### What is required
Every record here should be printed again exactly.
───── Task material
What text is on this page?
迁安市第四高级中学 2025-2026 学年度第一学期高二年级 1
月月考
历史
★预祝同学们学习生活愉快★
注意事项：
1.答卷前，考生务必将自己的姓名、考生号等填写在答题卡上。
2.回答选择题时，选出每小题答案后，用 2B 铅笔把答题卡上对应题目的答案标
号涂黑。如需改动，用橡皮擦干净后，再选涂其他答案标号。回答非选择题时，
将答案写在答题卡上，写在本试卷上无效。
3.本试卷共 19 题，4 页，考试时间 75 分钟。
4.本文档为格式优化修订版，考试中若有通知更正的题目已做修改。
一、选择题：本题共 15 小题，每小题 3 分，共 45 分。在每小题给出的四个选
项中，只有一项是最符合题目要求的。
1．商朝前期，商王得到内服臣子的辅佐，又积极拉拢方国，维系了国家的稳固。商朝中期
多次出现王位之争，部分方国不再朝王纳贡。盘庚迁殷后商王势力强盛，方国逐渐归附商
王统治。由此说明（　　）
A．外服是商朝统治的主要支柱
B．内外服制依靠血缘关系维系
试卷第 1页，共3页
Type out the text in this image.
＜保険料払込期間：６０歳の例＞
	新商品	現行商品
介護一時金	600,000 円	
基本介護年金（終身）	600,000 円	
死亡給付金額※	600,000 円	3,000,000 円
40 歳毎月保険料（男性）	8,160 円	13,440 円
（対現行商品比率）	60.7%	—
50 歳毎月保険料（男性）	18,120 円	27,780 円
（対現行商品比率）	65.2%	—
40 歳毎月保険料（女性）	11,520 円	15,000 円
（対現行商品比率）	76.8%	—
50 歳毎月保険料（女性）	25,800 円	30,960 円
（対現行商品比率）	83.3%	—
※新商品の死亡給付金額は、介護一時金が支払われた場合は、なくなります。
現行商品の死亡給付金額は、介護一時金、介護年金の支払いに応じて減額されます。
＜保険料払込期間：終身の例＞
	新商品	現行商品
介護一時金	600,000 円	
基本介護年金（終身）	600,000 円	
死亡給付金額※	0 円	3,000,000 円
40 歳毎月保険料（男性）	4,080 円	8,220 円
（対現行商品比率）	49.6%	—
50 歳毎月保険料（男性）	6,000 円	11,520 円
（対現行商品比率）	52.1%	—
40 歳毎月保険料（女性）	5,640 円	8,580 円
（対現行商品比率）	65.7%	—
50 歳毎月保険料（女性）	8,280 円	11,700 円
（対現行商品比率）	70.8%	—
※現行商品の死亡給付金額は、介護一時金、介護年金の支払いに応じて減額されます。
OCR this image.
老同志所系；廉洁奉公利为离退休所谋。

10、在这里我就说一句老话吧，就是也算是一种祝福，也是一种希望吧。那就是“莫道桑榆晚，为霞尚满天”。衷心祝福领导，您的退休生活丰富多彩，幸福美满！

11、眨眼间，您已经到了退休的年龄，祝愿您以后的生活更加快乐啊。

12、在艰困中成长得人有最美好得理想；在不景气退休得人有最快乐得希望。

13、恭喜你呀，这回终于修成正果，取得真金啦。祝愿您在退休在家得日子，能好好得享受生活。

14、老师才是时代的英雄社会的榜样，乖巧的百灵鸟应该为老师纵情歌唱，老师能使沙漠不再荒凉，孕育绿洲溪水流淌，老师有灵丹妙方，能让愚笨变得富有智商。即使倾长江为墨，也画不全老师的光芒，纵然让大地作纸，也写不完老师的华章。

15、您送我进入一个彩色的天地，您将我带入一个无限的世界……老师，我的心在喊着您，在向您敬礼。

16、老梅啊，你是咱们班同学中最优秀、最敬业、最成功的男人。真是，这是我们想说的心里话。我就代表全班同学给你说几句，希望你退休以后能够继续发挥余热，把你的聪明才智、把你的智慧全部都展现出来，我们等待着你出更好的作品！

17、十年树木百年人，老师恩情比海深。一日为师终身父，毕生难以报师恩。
──────────
### Written answer
What text is on this page?
迁安市第四高级中学 2025-2026 学年度第一学期高二年级 1
月月考
历史
★预祝同学们学习生活愉快★
注意事项：
1.答卷前，考生务必将自己的姓名、考生号等填写在答题卡上。
2.回答选择题时，选出每小题答案后，用 2B 铅笔把答题卡上对应题目的答案标
号涂黑。如需改动，用橡皮擦干净后，再选涂其他答案标号。回答非选择题时，
将答案写在答题卡上，写在本试卷上无效。
3.本试卷共 19 题，4 页，考试时间 75 分钟。
4.本文档为格式优化修订版，考试中若有通知更正的题目已做修改。
一、选择题：本题共 15 小题，每小题 3 分，共 45 分。在每小题给出的四个选
项中，只有一项是最符合题目要求的。
1．商朝前期，商王得到内服臣子的辅佐，又积极拉拢方国，维系了国家的稳固。商朝中期
多次出现王位之争，部分方国不再朝王纳贡。盘庚迁殷后商王势力强盛，方国逐渐归附商
王统治。由此说明（　　）
A．外服是商朝统治的主要支柱
B．内外服制依靠血缘关系维系
试卷第 1页，共3页
Type out the text in this image.
＜保険料払込期間：６０歳の例＞
	新商品	現行商品
介護一時金	600,000 円	
基本介護年金（終身）	600,000 円	
死亡給付金額※	600,000 円	3,000,000 円
40 歳毎月保険料（男性）	8,160 円	13,440 円
（対現行商品比率）	60.7%	—
50 歳毎月保険料（男性）	18,120 円	27,780 円
（対現行商品比率）	65.2%	—
40 歳毎月保険料（女性）	11,520 円	15,000 円
（対現行商品比率）	76.8%	—
50 歳毎月保険料（女性）	25,800 円	30,960 円
（対現行商品比率）	83.3%	—
※新商品の死亡給付金額は、介護一時金が支払われた場合は、なくなります。
現行商品の死亡給付金額は、介護一時金、介護年金の支払いに応じて減額されます。
＜保険料払込期間：終身の例＞
	新商品	現行商品
介護一時金	600,000 円	
基本介護年金（終身）	600,000 円	
死亡給付金額※	0 円	3,000,000 円
40 歳毎月保険料（男性）	4,080 円	8,220 円
（対現行商品比率）	49.6%	—
50 歳毎月保険料（男性）	6,000 円	11,520 円
（対現行商品比率）	52.1%	—
40 歳毎月保険料（女性）	5,640 円	8,580 円
（対現行商品比率）	65.7%	—
50 歳毎月保険料（女性）	8,280 円	11,700 円
（対現行商品比率）	70.8%	—
※現行商品の死亡給付金額は、介護一時金、介護年金の支払いに応じて減額されます。
OCR this image.
老同志所系；廉洁奉公利为离退休所谋。

10、在这里我就说一句老话吧，就是也算是一种祝福，也是一种希望吧。那就是“莫道桑榆晚，为霞尚满天”。衷心祝福领导，您的退休生活丰富多彩，幸福美满！

11、眨眼间，您已经到了退休的年龄，祝愿您以后的生活更加快乐啊。

12、在艰困中成长得人有最美好得理想；在不景气退休得人有最快乐得希望。

13、恭喜你呀，这回终于修成正果，取得真金啦。祝愿您在退休在家得日子，能好好得享受生活。

14、老师才是时代的英雄社会的榜样，乖巧的百灵鸟应该为老师纵情歌唱，老师能使沙漠不再荒凉，孕育绿洲溪水流淌，老师有灵丹妙方，能让愚笨变得富有智商。即使倾长江为墨，也画不全老师的光芒，纵然让大地作纸，也写不完老师的华章。

15、您送我进入一个彩色的天地，您将我带入一个无限的世界……老师，我的心在喊着您，在向您敬礼。

16、老梅啊，你是咱们班同学中最优秀、最敬业、最成功的男人。真是，这是我们想说的心里话。我就代表全班同学给你说几句，希望你退休以后能够继续发挥余热，把你的聪明才智、把你的智慧全部都展现出来，我们等待着你出更好的作品！

17、十年树木百年人，老师恩情比海深。一日为师终身父，毕生难以报师恩。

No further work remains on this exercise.